What to produce:
Repeat the records exactly. Every line must match.
━━━━━ Raw records ━━━━━
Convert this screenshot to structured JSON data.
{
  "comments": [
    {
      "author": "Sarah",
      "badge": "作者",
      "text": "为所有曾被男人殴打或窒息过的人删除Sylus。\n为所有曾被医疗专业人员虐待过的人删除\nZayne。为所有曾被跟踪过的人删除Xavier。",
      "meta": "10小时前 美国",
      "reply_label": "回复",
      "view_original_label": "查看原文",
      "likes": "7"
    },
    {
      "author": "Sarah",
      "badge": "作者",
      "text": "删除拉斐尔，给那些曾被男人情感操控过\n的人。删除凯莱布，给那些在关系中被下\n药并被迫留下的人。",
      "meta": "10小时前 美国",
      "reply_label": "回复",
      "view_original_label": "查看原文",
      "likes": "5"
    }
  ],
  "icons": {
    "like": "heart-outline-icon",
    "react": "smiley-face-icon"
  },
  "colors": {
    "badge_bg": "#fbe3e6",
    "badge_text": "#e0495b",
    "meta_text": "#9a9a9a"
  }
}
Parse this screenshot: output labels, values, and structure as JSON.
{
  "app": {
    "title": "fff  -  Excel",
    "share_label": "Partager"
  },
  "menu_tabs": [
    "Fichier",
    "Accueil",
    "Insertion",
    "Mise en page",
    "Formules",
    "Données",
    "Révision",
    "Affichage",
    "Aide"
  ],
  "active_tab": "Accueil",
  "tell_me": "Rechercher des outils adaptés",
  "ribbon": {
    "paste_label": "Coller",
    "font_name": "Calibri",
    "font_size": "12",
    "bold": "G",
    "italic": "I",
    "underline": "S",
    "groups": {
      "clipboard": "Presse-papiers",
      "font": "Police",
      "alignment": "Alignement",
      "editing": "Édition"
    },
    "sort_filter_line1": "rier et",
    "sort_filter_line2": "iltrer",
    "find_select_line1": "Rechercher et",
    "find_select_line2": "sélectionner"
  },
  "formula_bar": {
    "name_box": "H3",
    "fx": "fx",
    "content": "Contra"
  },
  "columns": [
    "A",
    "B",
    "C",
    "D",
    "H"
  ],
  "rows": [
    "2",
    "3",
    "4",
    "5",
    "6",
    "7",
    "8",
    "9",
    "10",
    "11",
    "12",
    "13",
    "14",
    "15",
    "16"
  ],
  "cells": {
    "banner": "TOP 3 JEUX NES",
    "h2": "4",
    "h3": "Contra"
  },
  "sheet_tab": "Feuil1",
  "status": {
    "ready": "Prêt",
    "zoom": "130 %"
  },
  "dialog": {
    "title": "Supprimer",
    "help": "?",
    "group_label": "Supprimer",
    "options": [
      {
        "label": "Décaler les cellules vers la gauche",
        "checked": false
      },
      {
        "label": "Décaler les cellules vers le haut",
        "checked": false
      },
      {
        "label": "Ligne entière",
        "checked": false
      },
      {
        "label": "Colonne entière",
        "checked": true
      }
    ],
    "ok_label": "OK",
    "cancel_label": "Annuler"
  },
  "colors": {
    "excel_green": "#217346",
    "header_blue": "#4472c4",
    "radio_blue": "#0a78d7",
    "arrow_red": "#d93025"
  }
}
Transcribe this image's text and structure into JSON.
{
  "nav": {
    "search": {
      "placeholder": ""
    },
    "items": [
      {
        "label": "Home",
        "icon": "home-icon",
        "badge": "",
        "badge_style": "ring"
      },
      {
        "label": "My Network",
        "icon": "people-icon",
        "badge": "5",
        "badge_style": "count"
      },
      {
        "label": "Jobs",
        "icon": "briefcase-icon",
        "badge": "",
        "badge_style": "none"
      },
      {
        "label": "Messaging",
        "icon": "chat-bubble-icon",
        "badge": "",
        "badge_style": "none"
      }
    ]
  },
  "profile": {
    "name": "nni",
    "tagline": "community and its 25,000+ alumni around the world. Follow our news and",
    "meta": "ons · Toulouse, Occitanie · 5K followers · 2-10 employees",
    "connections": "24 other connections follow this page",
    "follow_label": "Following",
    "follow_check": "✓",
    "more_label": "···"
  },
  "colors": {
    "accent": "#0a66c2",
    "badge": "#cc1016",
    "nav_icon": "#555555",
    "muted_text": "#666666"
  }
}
━━━━━
Output below:
Convert this screenshot to structured JSON data.
{
  "comments": [
    {
      "author": "Sarah",
      "badge": "作者",
      "text": "为所有曾被男人殴打或窒息过的人删除Sylus。\n为所有曾被医疗专业人员虐待过的人删除\nZayne。为所有曾被跟踪过的人删除Xavier。",
      "meta": "10小时前 美国",
      "reply_label": "回复",
      "view_original_label": "查看原文",
      "likes": "7"
    },
    {
      "author": "Sarah",
      "badge": "作者",
      "text": "删除拉斐尔，给那些曾被男人情感操控过\n的人。删除凯莱布，给那些在关系中被下\n药并被迫留下的人。",
      "meta": "10小时前 美国",
      "reply_label": "回复",
      "view_original_label": "查看原文",
      "likes": "5"
    }
  ],
  "icons": {
    "like": "heart-outline-icon",
    "react": "smiley-face-icon"
  },
  "colors": {
    "badge_bg": "#fbe3e6",
    "badge_text": "#e0495b",
    "meta_text": "#9a9a9a"
  }
}
Parse this screenshot: output labels, values, and structure as JSON.
{
  "app": {
    "title": "fff  -  Excel",
    "share_label": "Partager"
  },
  "menu_tabs": [
    "Fichier",
    "Accueil",
    "Insertion",
    "Mise en page",
    "Formules",
    "Données",
    "Révision",
    "Affichage",
    "Aide"
  ],
  "active_tab": "Accueil",
  "tell_me": "Rechercher des outils adaptés",
  "ribbon": {
    "paste_label": "Coller",
    "font_name": "Calibri",
    "font_size": "12",
    "bold": "G",
    "italic": "I",
    "underline": "S",
    "groups": {
      "clipboard": "Presse-papiers",
      "font": "Police",
      "alignment": "Alignement",
      "editing": "Édition"
    },
    "sort_filter_line1": "rier et",
    "sort_filter_line2": "iltrer",
    "find_select_line1": "Rechercher et",
    "find_select_line2": "sélectionner"
  },
  "formula_bar": {
    "name_box": "H3",
    "fx": "fx",
    "content": "Contra"
  },
  "columns": [
    "A",
    "B",
    "C",
    "D",
    "H"
  ],
  "rows": [
    "2",
    "3",
    "4",
    "5",
    "6",
    "7",
    "8",
    "9",
    "10",
    "11",
    "12",
    "13",
    "14",
    "15",
    "16"
  ],
  "cells": {
    "banner": "TOP 3 JEUX NES",
    "h2": "4",
    "h3": "Contra"
  },
  "sheet_tab": "Feuil1",
  "status": {
    "ready": "Prêt",
    "zoom": "130 %"
  },
  "dialog": {
    "title": "Supprimer",
    "help": "?",
    "group_label": "Supprimer",
    "options": [
      {
        "label": "Décaler les cellules vers la gauche",
        "checked": false
      },
      {
        "label": "Décaler les cellules vers le haut",
        "checked": false
      },
      {
        "label": "Ligne entière",
        "checked": false
      },
      {
        "label": "Colonne entière",
        "checked": true
      }
    ],
    "ok_label": "OK",
    "cancel_label": "Annuler"
  },
  "colors": {
    "excel_green": "#217346",
    "header_blue": "#4472c4",
    "radio_blue": "#0a78d7",
    "arrow_red": "#d93025"
  }
}
Transcribe this image's text and structure into JSON.
{
  "nav": {
    "search": {
      "placeholder": ""
    },
    "items": [
      {
        "label": "Home",
        "icon": "home-icon",
        "badge": "",
        "badge_style": "ring"
      },
      {
        "label": "My Network",
        "icon": "people-icon",
        "badge": "5",
        "badge_style": "count"
      },
      {
        "label": "Jobs",
        "icon": "briefcase-icon",
        "badge": "",
        "badge_style": "none"
      },
      {
        "label": "Messaging",
        "icon": "chat-bubble-icon",
        "badge": "",
        "badge_style": "none"
      }
    ]
  },
  "profile": {
    "name": "nni",
    "tagline": "community and its 25,000+ alumni around the world. Follow our news and",
    "meta": "ons · Toulouse, Occitanie · 5K followers · 2-10 employees",
    "connections": "24 other connections follow this page",
    "follow_label": "Following",
    "follow_check": "✓",
    "more_label": "···"
  },
  "colors": {
    "accent": "#0a66c2",
    "badge": "#cc1016",
    "nav_icon": "#555555",
    "muted_text": "#666666"
  }
}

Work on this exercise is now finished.